Exercise instructions
Copy out all of the material, matching it word for word.

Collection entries
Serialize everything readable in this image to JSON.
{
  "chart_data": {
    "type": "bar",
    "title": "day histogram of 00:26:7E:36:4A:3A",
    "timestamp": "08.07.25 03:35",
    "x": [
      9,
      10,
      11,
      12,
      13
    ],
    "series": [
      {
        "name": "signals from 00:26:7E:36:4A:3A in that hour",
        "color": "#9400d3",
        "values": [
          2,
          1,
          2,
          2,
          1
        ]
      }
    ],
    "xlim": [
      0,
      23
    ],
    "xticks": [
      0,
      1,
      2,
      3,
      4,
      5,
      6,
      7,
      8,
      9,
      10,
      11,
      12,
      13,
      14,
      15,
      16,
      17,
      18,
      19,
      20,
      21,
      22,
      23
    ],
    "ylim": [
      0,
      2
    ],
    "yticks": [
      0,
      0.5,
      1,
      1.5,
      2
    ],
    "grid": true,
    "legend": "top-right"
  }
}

Response to the exercise
Serialize everything readable in this image to JSON.
{
  "chart_data": {
    "type": "bar",
    "title": "day histogram of 00:26:7E:36:4A:3A",
    "timestamp": "08.07.25 03:35",
    "x": [
      9,
      10,
      11,
      12,
      13
    ],
    "series": [
      {
        "name": "signals from 00:26:7E:36:4A:3A in that hour",
        "color": "#9400d3",
        "values": [
          2,
          1,
          2,
          2,
          1
        ]
      }
    ],
    "xlim": [
      0,
      23
    ],
    "xticks": [
      0,
      1,
      2,
      3,
      4,
      5,
      6,
      7,
      8,
      9,
      10,
      11,
      12,
      13,
      14,
      15,
      16,
      17,
      18,
      19,
      20,
      21,
      22,
      23
    ],
    "ylim": [
      0,
      2
    ],
    "yticks": [
      0,
      0.5,
      1,
      1.5,
      2
    ],
    "grid": true,
    "legend": "top-right"
  }
}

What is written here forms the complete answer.